▸ EXERCISE AIM: Find every line below that contains the word "data" and copy it out.

▸ RECORDS SHOWN:
--- begin ---

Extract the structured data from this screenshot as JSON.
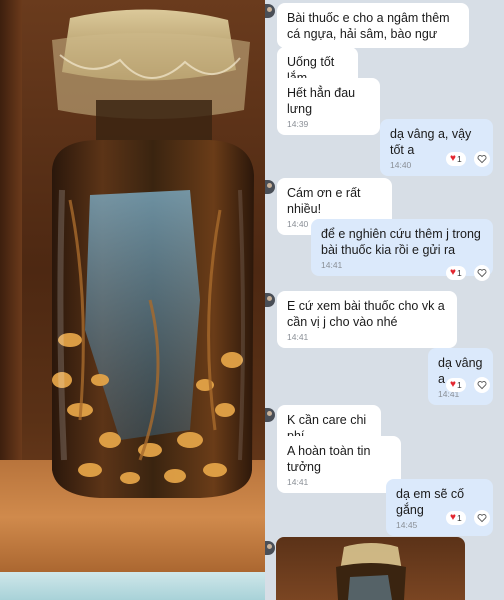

--- end ---
--- begin ---

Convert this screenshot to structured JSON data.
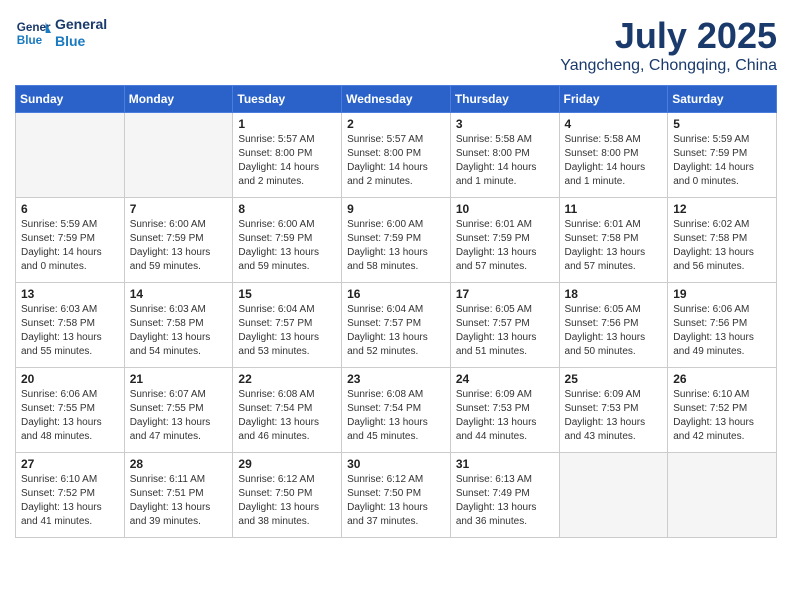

--- end ---
--- begin ---

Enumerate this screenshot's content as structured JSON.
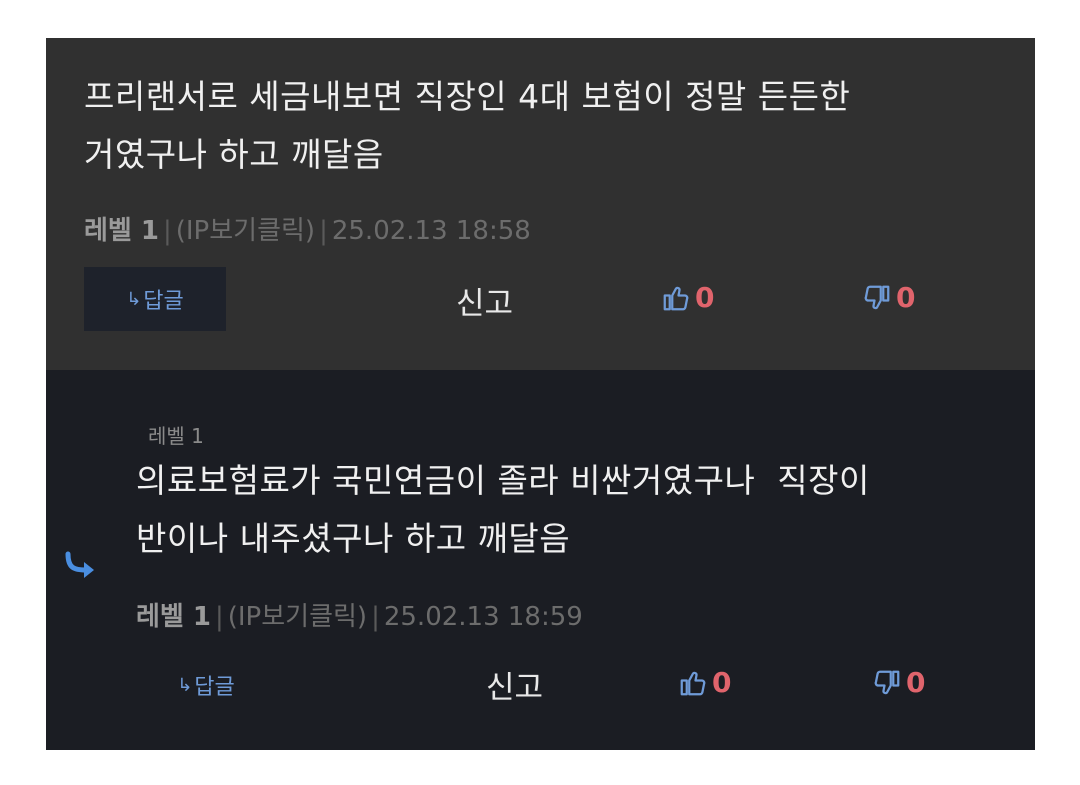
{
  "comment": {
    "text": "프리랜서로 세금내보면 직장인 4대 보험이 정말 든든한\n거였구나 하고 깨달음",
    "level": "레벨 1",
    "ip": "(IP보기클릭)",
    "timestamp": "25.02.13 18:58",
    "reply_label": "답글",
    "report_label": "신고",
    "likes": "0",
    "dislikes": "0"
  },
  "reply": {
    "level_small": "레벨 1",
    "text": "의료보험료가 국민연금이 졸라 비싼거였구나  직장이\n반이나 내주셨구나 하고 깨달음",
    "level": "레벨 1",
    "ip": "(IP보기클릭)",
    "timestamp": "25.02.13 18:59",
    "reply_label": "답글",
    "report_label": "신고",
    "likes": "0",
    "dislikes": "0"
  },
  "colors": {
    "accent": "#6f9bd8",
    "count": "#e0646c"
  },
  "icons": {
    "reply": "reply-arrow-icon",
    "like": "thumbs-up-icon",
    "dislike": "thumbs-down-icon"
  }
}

--- end ---

▸ EXERCISE RESULT:
Extract the structured data from this screenshot as JSON.
Convert this screenshot to structured JSON data.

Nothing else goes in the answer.